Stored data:
———
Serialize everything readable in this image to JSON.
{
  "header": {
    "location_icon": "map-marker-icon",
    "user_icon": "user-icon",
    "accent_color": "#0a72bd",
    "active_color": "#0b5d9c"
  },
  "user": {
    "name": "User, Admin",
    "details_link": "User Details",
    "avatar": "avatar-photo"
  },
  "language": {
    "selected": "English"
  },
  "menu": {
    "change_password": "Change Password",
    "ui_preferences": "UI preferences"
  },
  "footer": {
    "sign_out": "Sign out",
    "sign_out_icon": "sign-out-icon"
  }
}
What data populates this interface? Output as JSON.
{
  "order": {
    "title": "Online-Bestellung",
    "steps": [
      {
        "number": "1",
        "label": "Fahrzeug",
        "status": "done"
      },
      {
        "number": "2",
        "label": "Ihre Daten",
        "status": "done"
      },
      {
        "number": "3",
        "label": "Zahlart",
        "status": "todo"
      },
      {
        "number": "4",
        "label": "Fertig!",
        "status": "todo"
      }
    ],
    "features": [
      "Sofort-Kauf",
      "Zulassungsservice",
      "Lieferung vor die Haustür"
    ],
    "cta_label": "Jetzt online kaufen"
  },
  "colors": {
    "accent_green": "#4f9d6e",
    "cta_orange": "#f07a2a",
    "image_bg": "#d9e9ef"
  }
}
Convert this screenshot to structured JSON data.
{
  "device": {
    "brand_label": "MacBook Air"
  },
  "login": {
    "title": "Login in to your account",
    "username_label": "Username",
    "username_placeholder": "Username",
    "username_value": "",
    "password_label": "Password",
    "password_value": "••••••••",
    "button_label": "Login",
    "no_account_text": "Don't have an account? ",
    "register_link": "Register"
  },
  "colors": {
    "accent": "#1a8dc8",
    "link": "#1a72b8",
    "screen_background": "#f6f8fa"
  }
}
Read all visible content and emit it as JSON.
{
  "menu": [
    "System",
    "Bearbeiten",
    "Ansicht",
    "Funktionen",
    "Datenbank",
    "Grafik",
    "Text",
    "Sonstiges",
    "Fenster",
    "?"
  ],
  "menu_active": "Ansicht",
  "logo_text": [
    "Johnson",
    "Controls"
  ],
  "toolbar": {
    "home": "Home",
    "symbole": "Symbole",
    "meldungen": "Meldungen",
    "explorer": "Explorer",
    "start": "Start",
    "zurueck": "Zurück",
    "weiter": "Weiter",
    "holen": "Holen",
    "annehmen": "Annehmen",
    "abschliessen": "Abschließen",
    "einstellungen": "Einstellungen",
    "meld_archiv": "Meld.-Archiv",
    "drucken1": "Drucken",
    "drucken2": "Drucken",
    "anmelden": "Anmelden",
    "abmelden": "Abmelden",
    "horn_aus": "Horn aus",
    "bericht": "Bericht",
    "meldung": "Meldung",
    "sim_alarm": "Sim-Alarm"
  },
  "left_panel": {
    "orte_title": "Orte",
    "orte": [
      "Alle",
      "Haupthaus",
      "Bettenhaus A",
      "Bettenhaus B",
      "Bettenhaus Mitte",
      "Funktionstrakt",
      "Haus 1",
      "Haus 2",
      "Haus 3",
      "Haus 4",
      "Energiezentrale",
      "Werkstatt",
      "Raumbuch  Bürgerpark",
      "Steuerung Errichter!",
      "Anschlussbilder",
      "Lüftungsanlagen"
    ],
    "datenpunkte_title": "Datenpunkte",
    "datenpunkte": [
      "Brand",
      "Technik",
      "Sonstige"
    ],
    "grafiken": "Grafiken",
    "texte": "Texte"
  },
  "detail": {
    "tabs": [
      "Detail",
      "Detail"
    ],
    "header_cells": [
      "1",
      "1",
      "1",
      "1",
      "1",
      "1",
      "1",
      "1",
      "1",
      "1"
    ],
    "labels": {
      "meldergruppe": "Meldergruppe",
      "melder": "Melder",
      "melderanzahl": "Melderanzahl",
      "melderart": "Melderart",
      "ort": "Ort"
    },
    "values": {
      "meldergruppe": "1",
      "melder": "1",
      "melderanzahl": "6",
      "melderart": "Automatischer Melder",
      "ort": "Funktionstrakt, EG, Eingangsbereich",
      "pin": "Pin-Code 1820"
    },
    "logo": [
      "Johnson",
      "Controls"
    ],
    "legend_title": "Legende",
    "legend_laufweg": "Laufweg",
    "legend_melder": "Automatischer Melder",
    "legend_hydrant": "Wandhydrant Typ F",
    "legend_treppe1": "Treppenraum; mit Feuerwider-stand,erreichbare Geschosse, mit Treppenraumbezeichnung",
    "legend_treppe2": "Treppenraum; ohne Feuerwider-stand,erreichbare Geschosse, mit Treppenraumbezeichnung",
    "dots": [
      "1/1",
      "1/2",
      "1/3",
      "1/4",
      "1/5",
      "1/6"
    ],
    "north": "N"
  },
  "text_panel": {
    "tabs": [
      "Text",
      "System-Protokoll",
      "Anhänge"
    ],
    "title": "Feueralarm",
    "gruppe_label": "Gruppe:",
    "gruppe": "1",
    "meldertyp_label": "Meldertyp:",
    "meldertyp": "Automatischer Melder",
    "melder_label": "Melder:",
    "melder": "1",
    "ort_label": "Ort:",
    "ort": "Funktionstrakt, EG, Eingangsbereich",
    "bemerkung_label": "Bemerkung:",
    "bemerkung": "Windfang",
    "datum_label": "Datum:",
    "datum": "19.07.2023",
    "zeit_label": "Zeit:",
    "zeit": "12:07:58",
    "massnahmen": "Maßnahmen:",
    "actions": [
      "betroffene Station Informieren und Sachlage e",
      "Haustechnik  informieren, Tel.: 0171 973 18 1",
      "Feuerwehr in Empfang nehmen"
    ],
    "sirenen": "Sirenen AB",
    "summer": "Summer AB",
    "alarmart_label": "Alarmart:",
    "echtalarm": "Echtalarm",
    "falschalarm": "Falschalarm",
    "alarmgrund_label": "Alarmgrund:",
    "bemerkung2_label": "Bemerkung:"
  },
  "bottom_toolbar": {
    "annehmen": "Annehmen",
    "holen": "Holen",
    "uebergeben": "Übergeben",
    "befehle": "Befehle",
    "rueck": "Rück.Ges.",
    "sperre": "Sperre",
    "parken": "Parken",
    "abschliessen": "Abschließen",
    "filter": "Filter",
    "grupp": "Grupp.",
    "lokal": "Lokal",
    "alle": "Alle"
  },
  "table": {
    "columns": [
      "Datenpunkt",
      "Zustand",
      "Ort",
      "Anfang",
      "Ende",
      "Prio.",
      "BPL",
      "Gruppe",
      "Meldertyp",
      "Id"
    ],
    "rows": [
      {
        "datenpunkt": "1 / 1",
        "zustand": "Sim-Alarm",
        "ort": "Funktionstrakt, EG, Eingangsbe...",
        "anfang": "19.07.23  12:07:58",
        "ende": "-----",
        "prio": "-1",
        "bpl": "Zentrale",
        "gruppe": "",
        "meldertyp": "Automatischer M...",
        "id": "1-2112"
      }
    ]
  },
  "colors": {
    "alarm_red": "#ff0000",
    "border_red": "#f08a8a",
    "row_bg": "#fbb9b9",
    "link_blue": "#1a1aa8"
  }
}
———
All the entries above need to be reproduced exactly.

Serialize everything readable in this image to JSON.
{
  "header": {
    "location_icon": "map-marker-icon",
    "user_icon": "user-icon",
    "accent_color": "#0a72bd",
    "active_color": "#0b5d9c"
  },
  "user": {
    "name": "User, Admin",
    "details_link": "User Details",
    "avatar": "avatar-photo"
  },
  "language": {
    "selected": "English"
  },
  "menu": {
    "change_password": "Change Password",
    "ui_preferences": "UI preferences"
  },
  "footer": {
    "sign_out": "Sign out",
    "sign_out_icon": "sign-out-icon"
  }
}
What data populates this interface? Output as JSON.
{
  "order": {
    "title": "Online-Bestellung",
    "steps": [
      {
        "number": "1",
        "label": "Fahrzeug",
        "status": "done"
      },
      {
        "number": "2",
        "label": "Ihre Daten",
        "status": "done"
      },
      {
        "number": "3",
        "label": "Zahlart",
        "status": "todo"
      },
      {
        "number": "4",
        "label": "Fertig!",
        "status": "todo"
      }
    ],
    "features": [
      "Sofort-Kauf",
      "Zulassungsservice",
      "Lieferung vor die Haustür"
    ],
    "cta_label": "Jetzt online kaufen"
  },
  "colors": {
    "accent_green": "#4f9d6e",
    "cta_orange": "#f07a2a",
    "image_bg": "#d9e9ef"
  }
}
Convert this screenshot to structured JSON data.
{
  "device": {
    "brand_label": "MacBook Air"
  },
  "login": {
    "title": "Login in to your account",
    "username_label": "Username",
    "username_placeholder": "Username",
    "username_value": "",
    "password_label": "Password",
    "password_value": "••••••••",
    "button_label": "Login",
    "no_account_text": "Don't have an account? ",
    "register_link": "Register"
  },
  "colors": {
    "accent": "#1a8dc8",
    "link": "#1a72b8",
    "screen_background": "#f6f8fa"
  }
}
Read all visible content and emit it as JSON.
{
  "menu": [
    "System",
    "Bearbeiten",
    "Ansicht",
    "Funktionen",
    "Datenbank",
    "Grafik",
    "Text",
    "Sonstiges",
    "Fenster",
    "?"
  ],
  "menu_active": "Ansicht",
  "logo_text": [
    "Johnson",
    "Controls"
  ],
  "toolbar": {
    "home": "Home",
    "symbole": "Symbole",
    "meldungen": "Meldungen",
    "explorer": "Explorer",
    "start": "Start",
    "zurueck": "Zurück",
    "weiter": "Weiter",
    "holen": "Holen",
    "annehmen": "Annehmen",
    "abschliessen": "Abschließen",
    "einstellungen": "Einstellungen",
    "meld_archiv": "Meld.-Archiv",
    "drucken1": "Drucken",
    "drucken2": "Drucken",
    "anmelden": "Anmelden",
    "abmelden": "Abmelden",
    "horn_aus": "Horn aus",
    "bericht": "Bericht",
    "meldung": "Meldung",
    "sim_alarm": "Sim-Alarm"
  },
  "left_panel": {
    "orte_title": "Orte",
    "orte": [
      "Alle",
      "Haupthaus",
      "Bettenhaus A",
      "Bettenhaus B",
      "Bettenhaus Mitte",
      "Funktionstrakt",
      "Haus 1",
      "Haus 2",
      "Haus 3",
      "Haus 4",
      "Energiezentrale",
      "Werkstatt",
      "Raumbuch  Bürgerpark",
      "Steuerung Errichter!",
      "Anschlussbilder",
      "Lüftungsanlagen"
    ],
    "datenpunkte_title": "Datenpunkte",
    "datenpunkte": [
      "Brand",
      "Technik",
      "Sonstige"
    ],
    "grafiken": "Grafiken",
    "texte": "Texte"
  },
  "detail": {
    "tabs": [
      "Detail",
      "Detail"
    ],
    "header_cells": [
      "1",
      "1",
      "1",
      "1",
      "1",
      "1",
      "1",
      "1",
      "1",
      "1"
    ],
    "labels": {
      "meldergruppe": "Meldergruppe",
      "melder": "Melder",
      "melderanzahl": "Melderanzahl",
      "melderart": "Melderart",
      "ort": "Ort"
    },
    "values": {
      "meldergruppe": "1",
      "melder": "1",
      "melderanzahl": "6",
      "melderart": "Automatischer Melder",
      "ort": "Funktionstrakt, EG, Eingangsbereich",
      "pin": "Pin-Code 1820"
    },
    "logo": [
      "Johnson",
      "Controls"
    ],
    "legend_title": "Legende",
    "legend_laufweg": "Laufweg",
    "legend_melder": "Automatischer Melder",
    "legend_hydrant": "Wandhydrant Typ F",
    "legend_treppe1": "Treppenraum; mit Feuerwider-stand,erreichbare Geschosse, mit Treppenraumbezeichnung",
    "legend_treppe2": "Treppenraum; ohne Feuerwider-stand,erreichbare Geschosse, mit Treppenraumbezeichnung",
    "dots": [
      "1/1",
      "1/2",
      "1/3",
      "1/4",
      "1/5",
      "1/6"
    ],
    "north": "N"
  },
  "text_panel": {
    "tabs": [
      "Text",
      "System-Protokoll",
      "Anhänge"
    ],
    "title": "Feueralarm",
    "gruppe_label": "Gruppe:",
    "gruppe": "1",
    "meldertyp_label": "Meldertyp:",
    "meldertyp": "Automatischer Melder",
    "melder_label": "Melder:",
    "melder": "1",
    "ort_label": "Ort:",
    "ort": "Funktionstrakt, EG, Eingangsbereich",
    "bemerkung_label": "Bemerkung:",
    "bemerkung": "Windfang",
    "datum_label": "Datum:",
    "datum": "19.07.2023",
    "zeit_label": "Zeit:",
    "zeit": "12:07:58",
    "massnahmen": "Maßnahmen:",
    "actions": [
      "betroffene Station Informieren und Sachlage e",
      "Haustechnik  informieren, Tel.: 0171 973 18 1",
      "Feuerwehr in Empfang nehmen"
    ],
    "sirenen": "Sirenen AB",
    "summer": "Summer AB",
    "alarmart_label": "Alarmart:",
    "echtalarm": "Echtalarm",
    "falschalarm": "Falschalarm",
    "alarmgrund_label": "Alarmgrund:",
    "bemerkung2_label": "Bemerkung:"
  },
  "bottom_toolbar": {
    "annehmen": "Annehmen",
    "holen": "Holen",
    "uebergeben": "Übergeben",
    "befehle": "Befehle",
    "rueck": "Rück.Ges.",
    "sperre": "Sperre",
    "parken": "Parken",
    "abschliessen": "Abschließen",
    "filter": "Filter",
    "grupp": "Grupp.",
    "lokal": "Lokal",
    "alle": "Alle"
  },
  "table": {
    "columns": [
      "Datenpunkt",
      "Zustand",
      "Ort",
      "Anfang",
      "Ende",
      "Prio.",
      "BPL",
      "Gruppe",
      "Meldertyp",
      "Id"
    ],
    "rows": [
      {
        "datenpunkt": "1 / 1",
        "zustand": "Sim-Alarm",
        "ort": "Funktionstrakt, EG, Eingangsbe...",
        "anfang": "19.07.23  12:07:58",
        "ende": "-----",
        "prio": "-1",
        "bpl": "Zentrale",
        "gruppe": "",
        "meldertyp": "Automatischer M...",
        "id": "1-2112"
      }
    ]
  },
  "colors": {
    "alarm_red": "#ff0000",
    "border_red": "#f08a8a",
    "row_bg": "#fbb9b9",
    "link_blue": "#1a1aa8"
  }
}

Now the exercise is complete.